** Extrait du texte **
------------------------------
La question est de savoir jusqu’où l’Homme suivra ses maîtres ?
Kant donne un zéro sur dix à tous ces profs d’une certaine logique, incapables d’en désigner une autre en rapport avec l’humanité, comme le philosophe de l’idéalisme transcendantal l’a enseigné toute sa vie à Königsberg.
« L'homme est un animal qui, lorsqu'il vit parmi d'autres membres de son espèce, a besoin d'un maître. Car il abuse à coup sûr de sa liberté à l'égard de ses semblables; et quoiqu’en tant que créature raisonnable il souhaite une loi qui pose les limites de la liberté de tous, son inclination animale égoïste l'entraîne cependant à faire exception pour lui-même quand il le peut. Il lui faut donc un maître pour briser sa volonté particulière, et le forcer à obéir à une volonté universellement valable ; par là chacun peut être libre. Mais où prendra-t-il ce maître ? Nulle part ailleurs que dans l'espèce humaine. Or ce sera lui aussi un animal qui a besoin d'un maître. De quelque façon qu'il s'y prenne, on ne voit pas comment, pour établir la justice publique, il pourrait se trouver un chef qui soit lui-même juste, et cela qu'il le cherche dans une personne unique ou dans un groupe composé d'un certain nombre de personnes choisies à cet effet. Car chacune d'entre elles abusera toujours de sa liberté si elle n'a personne, au-dessus d'elle, qui exerce un pouvoir d'après les lois. Or le chef suprême doit être juste en lui-même et pourtant être un homme. Cette tâche est donc bien la plus difficile de toutes et même sa solution parfaite est impossible : dans un bois aussi courbe que celui dont est fait l'homme, on ne peut rien tailler de tout à fait droit. La nature ne nous impose que de nous rapprocher de cette idée. » (1)
------------------------------
** Consigne à suivre **
Transcrivez intégralement et sans aucune modification le texte sur l'homme et son besoin d'un maître.

** Données présentées **
------------------------------
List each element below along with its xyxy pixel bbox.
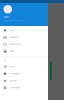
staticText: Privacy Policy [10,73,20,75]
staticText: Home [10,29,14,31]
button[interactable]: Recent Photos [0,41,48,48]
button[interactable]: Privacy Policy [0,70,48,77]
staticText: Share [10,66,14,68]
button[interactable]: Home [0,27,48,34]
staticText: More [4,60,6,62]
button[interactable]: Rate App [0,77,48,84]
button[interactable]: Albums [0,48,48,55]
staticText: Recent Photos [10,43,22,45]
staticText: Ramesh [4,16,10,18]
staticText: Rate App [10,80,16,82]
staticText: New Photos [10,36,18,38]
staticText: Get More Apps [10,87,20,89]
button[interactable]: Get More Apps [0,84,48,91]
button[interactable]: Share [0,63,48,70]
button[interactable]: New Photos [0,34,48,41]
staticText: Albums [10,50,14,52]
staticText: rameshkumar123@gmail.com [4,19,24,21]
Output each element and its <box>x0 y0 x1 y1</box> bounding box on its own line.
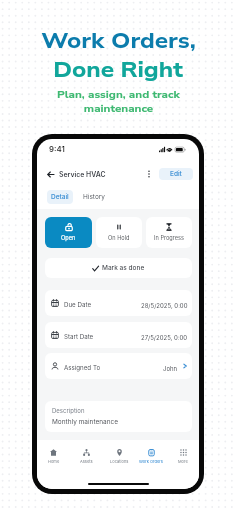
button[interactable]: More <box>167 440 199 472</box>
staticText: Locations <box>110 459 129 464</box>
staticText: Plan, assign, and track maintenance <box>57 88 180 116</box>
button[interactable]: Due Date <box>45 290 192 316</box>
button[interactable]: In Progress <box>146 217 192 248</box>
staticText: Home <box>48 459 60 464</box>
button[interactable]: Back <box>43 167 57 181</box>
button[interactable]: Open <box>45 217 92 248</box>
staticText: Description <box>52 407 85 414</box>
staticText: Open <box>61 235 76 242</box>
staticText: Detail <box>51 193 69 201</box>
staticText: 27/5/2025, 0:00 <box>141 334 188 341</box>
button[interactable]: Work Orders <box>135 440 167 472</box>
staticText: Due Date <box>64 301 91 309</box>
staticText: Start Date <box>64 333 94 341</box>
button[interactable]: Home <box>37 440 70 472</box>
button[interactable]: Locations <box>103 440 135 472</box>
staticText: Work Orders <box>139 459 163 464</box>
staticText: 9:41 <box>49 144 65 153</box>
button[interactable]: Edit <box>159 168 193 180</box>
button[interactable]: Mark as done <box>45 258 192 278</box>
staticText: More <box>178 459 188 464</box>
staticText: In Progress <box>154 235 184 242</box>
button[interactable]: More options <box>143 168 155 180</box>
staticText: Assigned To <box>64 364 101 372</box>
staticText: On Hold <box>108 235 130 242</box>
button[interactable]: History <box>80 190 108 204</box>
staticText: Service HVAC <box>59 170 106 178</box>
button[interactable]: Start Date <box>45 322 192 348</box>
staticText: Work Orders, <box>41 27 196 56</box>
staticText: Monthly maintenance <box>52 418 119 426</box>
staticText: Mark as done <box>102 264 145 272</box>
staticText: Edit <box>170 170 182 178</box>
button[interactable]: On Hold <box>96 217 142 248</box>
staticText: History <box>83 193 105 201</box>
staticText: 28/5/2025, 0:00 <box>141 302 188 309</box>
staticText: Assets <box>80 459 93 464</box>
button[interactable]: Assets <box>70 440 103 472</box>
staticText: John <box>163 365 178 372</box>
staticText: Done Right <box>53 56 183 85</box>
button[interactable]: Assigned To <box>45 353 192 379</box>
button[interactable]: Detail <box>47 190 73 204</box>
------------------------------
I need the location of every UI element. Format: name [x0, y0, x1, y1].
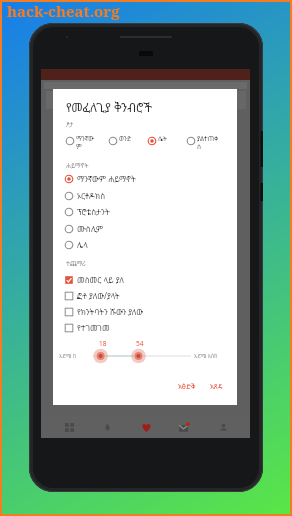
------------------------------
** Réponse **
La question est de savoir jusqu’où l’Homme suivra ses maîtres ?
Kant donne un zéro sur dix à tous ces profs d’une certaine logique, incapables d’en désigner une autre en rapport avec l’humanité, comme le philosophe de l’idéalisme transcendantal l’a enseigné toute sa vie à Königsberg.
« L'homme est un animal qui, lorsqu'il vit parmi d'autres membres de son espèce, a besoin d'un maître. Car il abuse à coup sûr de sa liberté à l'égard de ses semblables; et quoiqu’en tant que créature raisonnable il souhaite une loi qui pose les limites de la liberté de tous, son inclination animale égoïste l'entraîne cependant à faire exception pour lui-même quand il le peut. Il lui faut donc un maître pour briser sa volonté particulière, et le forcer à obéir à une volonté universellement valable ; par là chacun peut être libre. Mais où prendra-t-il ce maître ? Nulle part ailleurs que dans l'espèce humaine. Or ce sera lui aussi un animal qui a besoin d'un maître. De quelque façon qu'il s'y prenne, on ne voit pas comment, pour établir la justice publique, il pourrait se trouver un chef qui soit lui-même juste, et cela qu'il le cherche dans une personne unique ou dans un groupe composé d'un certain nombre de personnes choisies à cet effet. Car chacune d'entre elles abusera toujours de sa liberté si elle n'a personne, au-dessus d'elle, qui exerce un pouvoir d'après les lois. Or le chef suprême doit être juste en lui-même et pourtant être un homme. Cette tâche est donc bien la plus difficile de toutes et même sa solution parfaite est impossible : dans un bois aussi courbe que celui dont est fait l'homme, on ne peut rien tailler de tout à fait droit. La nature ne nous impose que de nous rapprocher de cette idée. » (1)